- **Exercise prompt**
Retype the material below. Keep every word exactly as it is.

--- begin ---

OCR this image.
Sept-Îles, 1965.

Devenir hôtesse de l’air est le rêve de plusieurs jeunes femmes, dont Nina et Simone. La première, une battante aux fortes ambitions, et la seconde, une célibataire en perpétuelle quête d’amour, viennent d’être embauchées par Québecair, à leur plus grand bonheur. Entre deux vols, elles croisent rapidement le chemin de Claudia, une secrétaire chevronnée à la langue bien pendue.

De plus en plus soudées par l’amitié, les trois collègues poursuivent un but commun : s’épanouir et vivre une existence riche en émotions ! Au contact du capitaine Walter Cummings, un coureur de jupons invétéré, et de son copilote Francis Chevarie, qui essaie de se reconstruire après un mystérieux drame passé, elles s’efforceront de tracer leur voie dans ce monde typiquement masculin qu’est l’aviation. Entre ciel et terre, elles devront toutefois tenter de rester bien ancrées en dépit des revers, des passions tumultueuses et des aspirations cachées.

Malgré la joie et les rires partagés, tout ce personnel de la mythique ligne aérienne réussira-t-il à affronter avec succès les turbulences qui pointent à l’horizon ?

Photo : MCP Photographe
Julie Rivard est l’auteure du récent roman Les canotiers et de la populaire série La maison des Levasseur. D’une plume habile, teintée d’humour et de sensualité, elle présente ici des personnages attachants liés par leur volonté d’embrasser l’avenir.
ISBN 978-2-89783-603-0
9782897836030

--- end ---

- **Problem solution**
OCR this image.
Sept-Îles, 1965.

Devenir hôtesse de l’air est le rêve de plusieurs jeunes femmes, dont Nina et Simone. La première, une battante aux fortes ambitions, et la seconde, une célibataire en perpétuelle quête d’amour, viennent d’être embauchées par Québecair, à leur plus grand bonheur. Entre deux vols, elles croisent rapidement le chemin de Claudia, une secrétaire chevronnée à la langue bien pendue.

De plus en plus soudées par l’amitié, les trois collègues poursuivent un but commun : s’épanouir et vivre une existence riche en émotions ! Au contact du capitaine Walter Cummings, un coureur de jupons invétéré, et de son copilote Francis Chevarie, qui essaie de se reconstruire après un mystérieux drame passé, elles s’efforceront de tracer leur voie dans ce monde typiquement masculin qu’est l’aviation. Entre ciel et terre, elles devront toutefois tenter de rester bien ancrées en dépit des revers, des passions tumultueuses et des aspirations cachées.

Malgré la joie et les rires partagés, tout ce personnel de la mythique ligne aérienne réussira-t-il à affronter avec succès les turbulences qui pointent à l’horizon ?

Photo : MCP Photographe
Julie Rivard est l’auteure du récent roman Les canotiers et de la populaire série La maison des Levasseur. D’une plume habile, teintée d’humour et de sensualité, elle présente ici des personnages attachants liés par leur volonté d’embrasser l’avenir.
ISBN 978-2-89783-603-0
9782897836030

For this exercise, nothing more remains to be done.